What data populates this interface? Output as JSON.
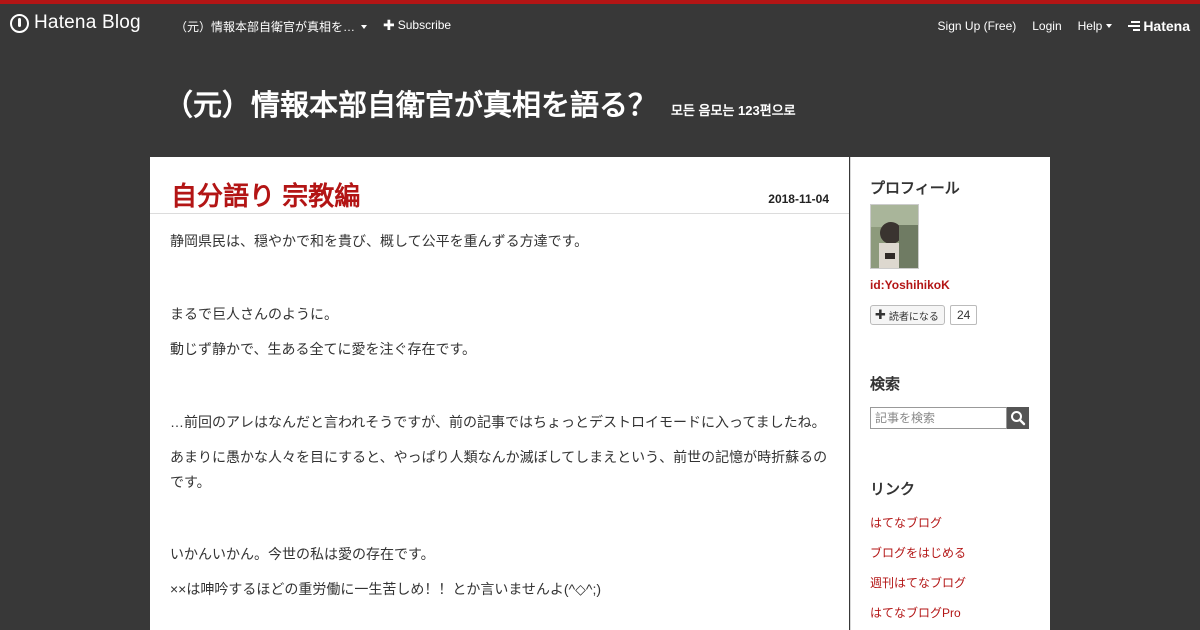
{
  "topbar": {
    "brand_name": "Hatena Blog",
    "blog_select_label": "（元）情報本部自衛官が真相を…",
    "subscribe_label": "Subscribe",
    "signup_label": "Sign Up (Free)",
    "login_label": "Login",
    "help_label": "Help",
    "hatena_label": "Hatena"
  },
  "blog": {
    "title": "（元）情報本部自衛官が真相を語る？",
    "description": "모든 음모는 123편으로"
  },
  "entry": {
    "title": "自分語り 宗教編",
    "date": "2018-11-04",
    "paragraphs": [
      "静岡県民は、穏やかで和を貴び、概して公平を重んずる方達です。",
      "まるで巨人さんのように。",
      "動じず静かで、生ある全てに愛を注ぐ存在です。",
      "…前回のアレはなんだと言われそうですが、前の記事ではちょっとデストロイモードに入ってましたね。",
      "あまりに愚かな人々を目にすると、やっぱり人類なんか滅ぼしてしまえという、前世の記憶が時折蘇るのです。",
      "いかんいかん。今世の私は愛の存在です。",
      "××は呻吟するほどの重労働に一生苦しめ！！とか言いませんよ(^◇^;)"
    ]
  },
  "sidebar": {
    "profile_title": "プロフィール",
    "user_id": "id:YoshihikoK",
    "reader_button_label": "読者になる",
    "reader_count": "24",
    "search_title": "検索",
    "search_placeholder": "記事を検索",
    "links_title": "リンク",
    "links": [
      "はてなブログ",
      "ブログをはじめる",
      "週刊はてなブログ",
      "はてなブログPro"
    ]
  },
  "colors": {
    "accent": "#b31515",
    "background": "#383838"
  }
}
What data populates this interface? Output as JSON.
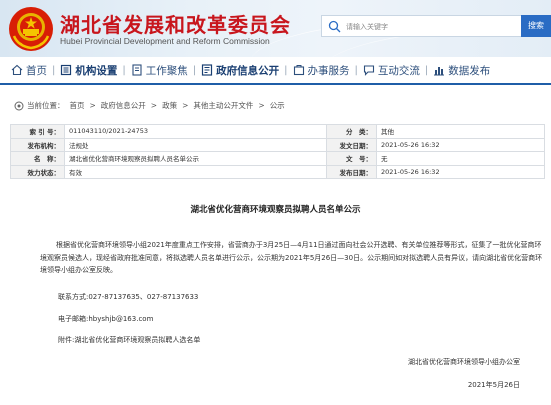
{
  "header": {
    "title": "湖北省发展和改革委员会",
    "subtitle": "Hubei Provincial Development and Reform Commission",
    "search_placeholder": "请输入关键字",
    "search_button": "搜索",
    "brand_color": "#c8161d",
    "accent_color": "#2a6cc4"
  },
  "nav": {
    "items": [
      {
        "label": "首页",
        "icon": "home-icon"
      },
      {
        "label": "机构设置",
        "icon": "org-icon"
      },
      {
        "label": "工作聚焦",
        "icon": "doc-icon"
      },
      {
        "label": "政府信息公开",
        "icon": "info-icon"
      },
      {
        "label": "办事服务",
        "icon": "service-icon"
      },
      {
        "label": "互动交流",
        "icon": "chat-icon"
      },
      {
        "label": "数据发布",
        "icon": "chart-icon"
      }
    ]
  },
  "breadcrumb": {
    "prefix": "当前位置：",
    "items": [
      "首页",
      "政府信息公开",
      "政策",
      "其他主动公开文件",
      "公示"
    ],
    "separator": ">"
  },
  "meta": {
    "index_no_label": "索 引 号：",
    "index_no": "011043110/2021-24753",
    "category_label": "分　类：",
    "category": "其他",
    "issuer_label": "发布机构：",
    "issuer": "法规处",
    "pub_date_label": "发文日期：",
    "pub_date": "2021-05-26 16:32",
    "name_label": "名　称：",
    "name": "湖北省优化营商环境观察员拟聘人员名单公示",
    "doc_no_label": "文　号：",
    "doc_no": "无",
    "status_label": "效力状态：",
    "status": "有效",
    "release_date_label": "发布日期：",
    "release_date": "2021-05-26 16:32"
  },
  "article": {
    "title": "湖北省优化营商环境观察员拟聘人员名单公示",
    "body": "根据省优化营商环境领导小组2021年度重点工作安排，省营商办于3月25日—4月11日通过面向社会公开选聘、有关单位推荐等形式，征集了一批优化营商环境观察员候选人，现经省政府批准同意，将拟选聘人员名单进行公示，公示期为2021年5月26日—30日。公示期间如对拟选聘人员有异议，请向湖北省优化营商环境领导小组办公室反映。",
    "phone": "联系方式:027-87137635、027-87137633",
    "email": "电子邮箱:hbyshjb@163.com",
    "attachment": "附件:湖北省优化营商环境观察员拟聘人选名单",
    "signer": "湖北省优化营商环境领导小组办公室",
    "date": "2021年5月26日"
  }
}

Problem: Transcribe the material as is, with images omitted.

Answer to the task:
What data populates this interface? Output as JSON.
{
  "topbar": {
    "brand_name": "Hatena Blog",
    "blog_select_label": "（元）情報本部自衛官が真相を…",
    "subscribe_label": "Subscribe",
    "signup_label": "Sign Up (Free)",
    "login_label": "Login",
    "help_label": "Help",
    "hatena_label": "Hatena"
  },
  "blog": {
    "title": "（元）情報本部自衛官が真相を語る？",
    "description": "모든 음모는 123편으로"
  },
  "entry": {
    "title": "自分語り 宗教編",
    "date": "2018-11-04",
    "paragraphs": [
      "静岡県民は、穏やかで和を貴び、概して公平を重んずる方達です。",
      "まるで巨人さんのように。",
      "動じず静かで、生ある全てに愛を注ぐ存在です。",
      "…前回のアレはなんだと言われそうですが、前の記事ではちょっとデストロイモードに入ってましたね。",
      "あまりに愚かな人々を目にすると、やっぱり人類なんか滅ぼしてしまえという、前世の記憶が時折蘇るのです。",
      "いかんいかん。今世の私は愛の存在です。",
      "××は呻吟するほどの重労働に一生苦しめ！！とか言いませんよ(^◇^;)"
    ]
  },
  "sidebar": {
    "profile_title": "プロフィール",
    "user_id": "id:YoshihikoK",
    "reader_button_label": "読者になる",
    "reader_count": "24",
    "search_title": "検索",
    "search_placeholder": "記事を検索",
    "links_title": "リンク",
    "links": [
      "はてなブログ",
      "ブログをはじめる",
      "週刊はてなブログ",
      "はてなブログPro"
    ]
  },
  "colors": {
    "accent": "#b31515",
    "background": "#383838"
  }
}
What data populates this interface? Output as JSON.
{
  "header": {
    "title": "湖北省发展和改革委员会",
    "subtitle": "Hubei Provincial Development and Reform Commission",
    "search_placeholder": "请输入关键字",
    "search_button": "搜索",
    "brand_color": "#c8161d",
    "accent_color": "#2a6cc4"
  },
  "nav": {
    "items": [
      {
        "label": "首页",
        "icon": "home-icon"
      },
      {
        "label": "机构设置",
        "icon": "org-icon"
      },
      {
        "label": "工作聚焦",
        "icon": "doc-icon"
      },
      {
        "label": "政府信息公开",
        "icon": "info-icon"
      },
      {
        "label": "办事服务",
        "icon": "service-icon"
      },
      {
        "label": "互动交流",
        "icon": "chat-icon"
      },
      {
        "label": "数据发布",
        "icon": "chart-icon"
      }
    ]
  },
  "breadcrumb": {
    "prefix": "当前位置：",
    "items": [
      "首页",
      "政府信息公开",
      "政策",
      "其他主动公开文件",
      "公示"
    ],
    "separator": ">"
  },
  "meta": {
    "index_no_label": "索 引 号：",
    "index_no": "011043110/2021-24753",
    "category_label": "分　类：",
    "category": "其他",
    "issuer_label": "发布机构：",
    "issuer": "法规处",
    "pub_date_label": "发文日期：",
    "pub_date": "2021-05-26 16:32",
    "name_label": "名　称：",
    "name": "湖北省优化营商环境观察员拟聘人员名单公示",
    "doc_no_label": "文　号：",
    "doc_no": "无",
    "status_label": "效力状态：",
    "status": "有效",
    "release_date_label": "发布日期：",
    "release_date": "2021-05-26 16:32"
  },
  "article": {
    "title": "湖北省优化营商环境观察员拟聘人员名单公示",
    "body": "根据省优化营商环境领导小组2021年度重点工作安排，省营商办于3月25日—4月11日通过面向社会公开选聘、有关单位推荐等形式，征集了一批优化营商环境观察员候选人，现经省政府批准同意，将拟选聘人员名单进行公示，公示期为2021年5月26日—30日。公示期间如对拟选聘人员有异议，请向湖北省优化营商环境领导小组办公室反映。",
    "phone": "联系方式:027-87137635、027-87137633",
    "email": "电子邮箱:hbyshjb@163.com",
    "attachment": "附件:湖北省优化营商环境观察员拟聘人选名单",
    "signer": "湖北省优化营商环境领导小组办公室",
    "date": "2021年5月26日"
  }
}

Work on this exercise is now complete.